### Arbeitsauftrag 1:
Zähl alle Datumsangaben auf, die im Text über die Rückgabe von Transportbehältnissen stehen.
### Arbeitsauftrag 2:
Schreib den Text über das BMF-Schreiben zur Rückgabe von Transportbehältnissen weiter, direkt im Anschluss an seinen letzten Satz.

=== Textabschnitt ===

DER MITTELSTANDSVERBUND begrüßt die Änderung der Verwaltungsauffassung zur umsatzsteuerlichen Behandlung der Rückgabe von Transportbehältnissen.

02.11.2014

Berlin, 22.10.2014 — DER MITTELSTANDSVERBUND begrüßt die Änderung der Verwaltungsauffassung zur umsatzsteuerlichen Behandlung der Rückgabe von Transportbehältnissen.

Das Bundesministerium der Finanzen (BMF) hat am 20.10.14 ein Schreiben betreffend die "Umsatzsteuerrechtliche Behandlung der Hin- und Rückgabe von Transportbehältnissen“ veröffentlicht, welches die im Schreiben vom 05.11.2013 eingeführte Behandlung der Rückgabe von Transporthilfsmitteln gegen Pfandgeld als eigenständige Lieferung mit sofortiger Wirkung wieder aufhebt.

Die mit der ursprünglich vorgesehenen Neuregelung verbundenen administrativen Mehrbelastungen und die notwendige Umstellung der IT-Systeme für eine Vielzahl betroffener Unternehmen hatten zu einer massiven Kritik von Wirtschaft und Verbänden geführt, der nunmehr seitens des BMF mit dem o.g. Schreiben Rechnung getragen wurde.

=== Die Daten ===

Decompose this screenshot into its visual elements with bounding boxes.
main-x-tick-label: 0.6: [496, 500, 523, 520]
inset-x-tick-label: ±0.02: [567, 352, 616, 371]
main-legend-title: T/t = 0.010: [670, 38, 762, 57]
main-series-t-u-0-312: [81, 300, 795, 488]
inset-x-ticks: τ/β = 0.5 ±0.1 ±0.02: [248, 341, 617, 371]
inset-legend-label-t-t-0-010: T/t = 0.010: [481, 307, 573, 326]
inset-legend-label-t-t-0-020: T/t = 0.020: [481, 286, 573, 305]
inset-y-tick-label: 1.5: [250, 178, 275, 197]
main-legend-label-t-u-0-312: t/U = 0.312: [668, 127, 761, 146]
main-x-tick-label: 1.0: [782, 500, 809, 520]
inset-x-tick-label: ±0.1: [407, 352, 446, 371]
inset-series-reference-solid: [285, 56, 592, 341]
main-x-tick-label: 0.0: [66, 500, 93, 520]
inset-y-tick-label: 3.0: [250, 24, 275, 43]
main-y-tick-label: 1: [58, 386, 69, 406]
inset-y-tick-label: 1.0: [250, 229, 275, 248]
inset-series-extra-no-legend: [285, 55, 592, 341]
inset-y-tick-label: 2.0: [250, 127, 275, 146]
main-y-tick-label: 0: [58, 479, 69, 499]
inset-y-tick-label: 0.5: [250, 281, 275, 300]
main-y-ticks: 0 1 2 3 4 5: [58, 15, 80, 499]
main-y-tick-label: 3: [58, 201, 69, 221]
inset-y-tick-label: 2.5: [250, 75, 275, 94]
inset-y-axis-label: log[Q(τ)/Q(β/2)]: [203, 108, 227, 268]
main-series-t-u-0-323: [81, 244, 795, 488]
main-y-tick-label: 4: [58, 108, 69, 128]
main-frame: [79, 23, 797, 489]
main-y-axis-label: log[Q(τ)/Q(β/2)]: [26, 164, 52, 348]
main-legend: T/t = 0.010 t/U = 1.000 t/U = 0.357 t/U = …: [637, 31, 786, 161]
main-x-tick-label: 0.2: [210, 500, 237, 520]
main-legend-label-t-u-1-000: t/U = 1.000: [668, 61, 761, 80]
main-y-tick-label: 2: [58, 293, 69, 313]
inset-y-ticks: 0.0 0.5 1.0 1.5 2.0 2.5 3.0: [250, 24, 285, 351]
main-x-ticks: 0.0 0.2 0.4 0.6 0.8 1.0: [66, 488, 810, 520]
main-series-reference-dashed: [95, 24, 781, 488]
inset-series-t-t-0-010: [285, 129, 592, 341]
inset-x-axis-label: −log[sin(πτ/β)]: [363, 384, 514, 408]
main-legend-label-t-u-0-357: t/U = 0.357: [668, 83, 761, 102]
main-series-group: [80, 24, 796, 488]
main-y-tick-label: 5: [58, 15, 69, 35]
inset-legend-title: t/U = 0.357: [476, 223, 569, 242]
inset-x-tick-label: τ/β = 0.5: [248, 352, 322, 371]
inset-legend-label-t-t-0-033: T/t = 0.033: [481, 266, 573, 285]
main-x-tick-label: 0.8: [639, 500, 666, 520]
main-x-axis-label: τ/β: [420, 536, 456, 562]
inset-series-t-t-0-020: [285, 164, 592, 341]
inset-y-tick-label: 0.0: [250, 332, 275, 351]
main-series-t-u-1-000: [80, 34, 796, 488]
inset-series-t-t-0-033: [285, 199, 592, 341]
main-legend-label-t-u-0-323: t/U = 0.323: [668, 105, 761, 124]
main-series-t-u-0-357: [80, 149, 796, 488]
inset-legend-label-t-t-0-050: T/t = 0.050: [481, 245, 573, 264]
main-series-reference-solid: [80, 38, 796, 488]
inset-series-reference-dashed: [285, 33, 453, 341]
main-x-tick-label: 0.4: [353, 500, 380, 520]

===

### Ergebnis 1:
- 02.11.2014
- 22.10.2014
- 20.10.14
- 05.11.2013

### Ergebnis 2:
Zuvor hatte das BMF zuletzt mit Schreiben vom 12.06.2014 die Übergangsfrist für die Anwendung der vorgesehenen Neuregelungen bis zum 31.12.14 verlängert. DER MITTELSTANDSVERBUND hatte darüber informiert und die im ersten BMF-Schreiben vom 05.11.2013 getroffenen Regelungen und Begriffe ausführlich erläutert.

Die Hingabe von Transporthilfsmitteln, wie z.B. Paletten, gegen Pfandgeld wird weiterhin als eigenständige Lieferung behandelt. Die bei der Rückgabe von Transporthilfsmitteln zurück zu gewährenden Pfandgelder werden aber ab sofort wieder als Entgeltminderung behandelt, so dass hierüber keine gesonderte Rechnung ausgestellt bzw. Gutschrift erteilt werden muss. Ebenso gilt für Transporthilfsmittel wieder die Vereinfachungsregelung nach Abschnitt 10.1 Abs. 8 UStAE, wonach Unternehmen Möglichkeiten zur Saldierung und Führung von Transporthilfsmittel - oder Pfandkonten eröffnet werden.

Die Pfandgelder unterliegen bei der Hin- und Rückgabe von Transporthilfsmitteln stets dem geltenden Regelsteuersatz (derzeit 19 Prozent), unabhängig vom Umsatzsteuersatz der zu Grunde liegenden Lieferung. Anders verhält es sich bei sogenannten "Warenumschließungen", wie z.B. Getränkekästen oder Flaschen, deren Pfandentgelt dem Umsatzsteuersatz der Hauptlieferung unterliegt.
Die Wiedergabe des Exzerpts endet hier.